• [PROBLEMA A RESOLVER]: Extrae del texto sobre el infierno en el arte colonial andino todo lo que va desde "Sobre los colores" hasta "arte colonial andino.", ambos incluidos. Cópialo sin ningún cambio.

• [FRAGMENTO PARA LEER]:
★ ★ ★ ★ ★ ★ ★

Sobre los colores del averno

La Universidad Nacional de General San Martín publicó un libro sobre la dimensión material, los usos y funciones, el contexto de producción y los modelos iconográficos en la representación del infierno del arte colonial andino.

› Por Gabriela Siracusano *

“Ay de nosotros, por qué hemos pecado, los arrojarán al camino del fuego, allí habrá llanto y crujir de dientes, en el infierno no hay ninguna redención.” Esta frase admonitoria, en la que se combinan las lamentaciones del profeta Jeremías con las advertencias de Mateo y Lucas, se extiende a lo largo del límite superior del registro medio del cuadro correspondiente a la representación del “Infierno de la Serie de las Postrimerías”, ejecutada por José López de los Ríos en 1684 para la iglesia de Carabuco (Bolivia). En dicho cuadro, almas sufrientes y pecadoras con gestos retorcidos de dolor son torturadas por demonios y seres monstruosos, desgarradas y abrasadas por las llamas en una larga espera que culmina en las fauces del Leviatán, la “gran boca abierta” que engulle tanto a indios como a españoles. Los motivos de semejante destino no están ausentes del lienzo. Su registro superior así nos lo demuestra: abrir los oídos a las palabras del demonio mientras se desoían aquellas expresadas en el sermón o en el momento de la confesión, o abandonarse a los placeres del canto, la bebida y el ocio, eran causa suficiente para que, llegado el momento de la muerte, el alma fuera sustraída por las garras del mal y arrojada a los infiernos.

★ ★ ★ ★ ★ ★ ★

• [MATERIAL PROPORCIONADO]:
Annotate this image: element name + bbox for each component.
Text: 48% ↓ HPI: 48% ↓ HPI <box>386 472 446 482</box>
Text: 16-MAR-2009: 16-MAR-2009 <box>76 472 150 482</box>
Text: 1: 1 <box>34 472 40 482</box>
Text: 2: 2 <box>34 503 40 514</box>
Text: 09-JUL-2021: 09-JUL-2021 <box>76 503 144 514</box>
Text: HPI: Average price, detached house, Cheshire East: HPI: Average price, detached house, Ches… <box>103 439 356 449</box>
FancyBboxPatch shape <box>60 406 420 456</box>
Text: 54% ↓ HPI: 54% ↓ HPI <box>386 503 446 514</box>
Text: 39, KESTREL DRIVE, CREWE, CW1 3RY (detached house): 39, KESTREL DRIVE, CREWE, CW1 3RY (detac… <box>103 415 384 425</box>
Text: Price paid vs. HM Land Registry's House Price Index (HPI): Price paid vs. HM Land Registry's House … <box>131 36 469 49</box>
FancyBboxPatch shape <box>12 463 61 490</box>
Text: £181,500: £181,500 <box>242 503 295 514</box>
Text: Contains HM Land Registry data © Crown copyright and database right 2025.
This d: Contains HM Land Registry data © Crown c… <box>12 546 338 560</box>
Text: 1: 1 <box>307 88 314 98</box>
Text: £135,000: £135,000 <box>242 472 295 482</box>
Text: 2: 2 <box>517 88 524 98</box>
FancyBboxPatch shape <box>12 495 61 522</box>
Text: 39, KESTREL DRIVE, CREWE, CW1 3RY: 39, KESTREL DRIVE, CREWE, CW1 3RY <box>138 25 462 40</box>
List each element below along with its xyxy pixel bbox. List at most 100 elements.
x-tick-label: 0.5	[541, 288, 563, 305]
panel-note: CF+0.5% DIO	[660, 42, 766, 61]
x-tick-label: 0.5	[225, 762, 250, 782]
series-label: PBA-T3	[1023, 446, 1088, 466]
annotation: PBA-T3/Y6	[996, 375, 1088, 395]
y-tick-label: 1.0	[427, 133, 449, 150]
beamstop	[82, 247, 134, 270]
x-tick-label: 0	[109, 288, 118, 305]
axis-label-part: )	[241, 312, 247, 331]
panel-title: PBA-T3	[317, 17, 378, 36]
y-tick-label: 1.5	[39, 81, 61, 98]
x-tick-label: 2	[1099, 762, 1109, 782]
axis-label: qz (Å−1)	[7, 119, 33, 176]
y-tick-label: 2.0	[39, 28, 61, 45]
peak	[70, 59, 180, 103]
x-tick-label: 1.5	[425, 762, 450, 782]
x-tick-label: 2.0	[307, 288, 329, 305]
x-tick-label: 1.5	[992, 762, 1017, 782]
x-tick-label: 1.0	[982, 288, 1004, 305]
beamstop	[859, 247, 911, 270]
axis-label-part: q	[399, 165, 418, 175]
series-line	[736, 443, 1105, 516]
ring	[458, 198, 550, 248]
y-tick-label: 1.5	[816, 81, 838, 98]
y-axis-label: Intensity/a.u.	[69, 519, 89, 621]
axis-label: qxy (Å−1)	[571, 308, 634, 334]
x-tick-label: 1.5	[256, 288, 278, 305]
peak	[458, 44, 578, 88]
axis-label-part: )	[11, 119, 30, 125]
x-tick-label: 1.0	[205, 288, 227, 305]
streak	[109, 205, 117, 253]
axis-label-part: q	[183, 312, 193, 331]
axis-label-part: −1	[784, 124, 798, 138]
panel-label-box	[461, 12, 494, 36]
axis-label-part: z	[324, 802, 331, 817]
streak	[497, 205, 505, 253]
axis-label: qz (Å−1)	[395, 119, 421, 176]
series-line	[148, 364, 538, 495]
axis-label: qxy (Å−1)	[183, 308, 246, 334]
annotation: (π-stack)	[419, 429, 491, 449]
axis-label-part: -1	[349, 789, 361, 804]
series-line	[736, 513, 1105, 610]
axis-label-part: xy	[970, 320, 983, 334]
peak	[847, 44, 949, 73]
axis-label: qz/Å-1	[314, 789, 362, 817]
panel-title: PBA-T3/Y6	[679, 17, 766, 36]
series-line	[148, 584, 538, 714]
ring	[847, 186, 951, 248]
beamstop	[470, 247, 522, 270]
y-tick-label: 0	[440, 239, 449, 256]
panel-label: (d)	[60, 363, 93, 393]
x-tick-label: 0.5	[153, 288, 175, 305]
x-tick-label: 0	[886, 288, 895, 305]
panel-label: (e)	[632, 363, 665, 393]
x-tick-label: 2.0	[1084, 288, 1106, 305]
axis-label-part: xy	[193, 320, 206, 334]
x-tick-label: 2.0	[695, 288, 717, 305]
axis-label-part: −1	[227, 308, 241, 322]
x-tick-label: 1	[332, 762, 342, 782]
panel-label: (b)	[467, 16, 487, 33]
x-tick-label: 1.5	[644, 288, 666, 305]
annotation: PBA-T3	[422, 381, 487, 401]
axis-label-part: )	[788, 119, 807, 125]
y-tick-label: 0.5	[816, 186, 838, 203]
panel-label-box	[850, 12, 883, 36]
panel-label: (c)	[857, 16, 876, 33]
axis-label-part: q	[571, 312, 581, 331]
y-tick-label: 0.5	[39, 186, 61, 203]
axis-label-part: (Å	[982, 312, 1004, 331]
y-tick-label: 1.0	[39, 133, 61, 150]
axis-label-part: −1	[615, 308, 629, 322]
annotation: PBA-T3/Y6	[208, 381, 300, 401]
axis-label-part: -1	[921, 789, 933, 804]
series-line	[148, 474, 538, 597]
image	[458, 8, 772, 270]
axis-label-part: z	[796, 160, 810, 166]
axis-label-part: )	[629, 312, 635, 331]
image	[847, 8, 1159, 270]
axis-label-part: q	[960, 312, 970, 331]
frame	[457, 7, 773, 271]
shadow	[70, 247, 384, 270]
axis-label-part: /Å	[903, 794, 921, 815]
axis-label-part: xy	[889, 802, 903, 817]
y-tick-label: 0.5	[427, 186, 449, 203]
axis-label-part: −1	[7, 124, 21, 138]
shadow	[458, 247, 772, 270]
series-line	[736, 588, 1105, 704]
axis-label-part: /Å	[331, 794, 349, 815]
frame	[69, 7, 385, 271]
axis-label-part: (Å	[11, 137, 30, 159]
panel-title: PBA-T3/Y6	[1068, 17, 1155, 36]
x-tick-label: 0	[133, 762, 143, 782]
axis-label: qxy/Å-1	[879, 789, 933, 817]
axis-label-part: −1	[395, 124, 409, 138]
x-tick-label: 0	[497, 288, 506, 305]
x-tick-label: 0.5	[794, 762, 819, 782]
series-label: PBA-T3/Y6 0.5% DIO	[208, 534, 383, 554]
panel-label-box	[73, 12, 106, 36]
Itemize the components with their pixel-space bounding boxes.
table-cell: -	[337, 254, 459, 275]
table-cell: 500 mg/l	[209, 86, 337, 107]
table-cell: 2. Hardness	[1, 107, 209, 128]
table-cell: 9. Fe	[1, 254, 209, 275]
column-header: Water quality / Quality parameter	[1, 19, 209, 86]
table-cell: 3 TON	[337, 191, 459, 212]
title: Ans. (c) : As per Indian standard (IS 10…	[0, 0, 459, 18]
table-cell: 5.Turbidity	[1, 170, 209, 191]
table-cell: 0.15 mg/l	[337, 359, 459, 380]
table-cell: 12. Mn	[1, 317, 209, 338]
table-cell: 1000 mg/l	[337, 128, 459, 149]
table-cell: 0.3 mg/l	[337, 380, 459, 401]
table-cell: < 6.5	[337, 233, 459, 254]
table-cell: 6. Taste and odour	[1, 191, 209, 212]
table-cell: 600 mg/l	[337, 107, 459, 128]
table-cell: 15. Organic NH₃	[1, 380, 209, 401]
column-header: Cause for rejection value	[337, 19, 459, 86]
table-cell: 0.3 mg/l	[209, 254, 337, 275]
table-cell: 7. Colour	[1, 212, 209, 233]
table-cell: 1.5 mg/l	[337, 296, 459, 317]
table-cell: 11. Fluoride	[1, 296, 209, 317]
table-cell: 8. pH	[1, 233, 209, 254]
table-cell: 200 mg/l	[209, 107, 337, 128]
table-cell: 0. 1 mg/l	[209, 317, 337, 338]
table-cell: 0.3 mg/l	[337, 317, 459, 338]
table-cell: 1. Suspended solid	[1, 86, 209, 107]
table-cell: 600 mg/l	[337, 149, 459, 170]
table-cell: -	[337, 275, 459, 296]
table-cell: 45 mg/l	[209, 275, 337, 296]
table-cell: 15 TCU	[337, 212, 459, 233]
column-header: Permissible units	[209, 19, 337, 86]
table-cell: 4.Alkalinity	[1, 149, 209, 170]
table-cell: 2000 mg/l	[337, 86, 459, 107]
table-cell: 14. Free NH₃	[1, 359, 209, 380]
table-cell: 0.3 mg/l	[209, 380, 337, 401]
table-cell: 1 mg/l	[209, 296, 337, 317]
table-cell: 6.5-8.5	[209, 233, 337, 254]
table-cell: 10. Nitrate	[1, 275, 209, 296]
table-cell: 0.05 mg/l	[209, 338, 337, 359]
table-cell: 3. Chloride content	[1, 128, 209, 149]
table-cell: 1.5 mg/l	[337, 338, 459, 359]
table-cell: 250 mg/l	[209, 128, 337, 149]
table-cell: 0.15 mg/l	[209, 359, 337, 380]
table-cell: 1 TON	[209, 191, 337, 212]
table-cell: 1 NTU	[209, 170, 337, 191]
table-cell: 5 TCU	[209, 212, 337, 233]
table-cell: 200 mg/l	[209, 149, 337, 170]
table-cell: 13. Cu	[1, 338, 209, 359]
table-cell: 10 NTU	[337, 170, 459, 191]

★ ★ ★ ★ ★ ★ ★

• [RESULTADO]:
Sobre los colores del averno

La Universidad Nacional de General San Martín publicó un libro sobre la dimensión material, los usos y funciones, el contexto de producción y los modelos iconográficos en la representación del infierno del arte colonial andino.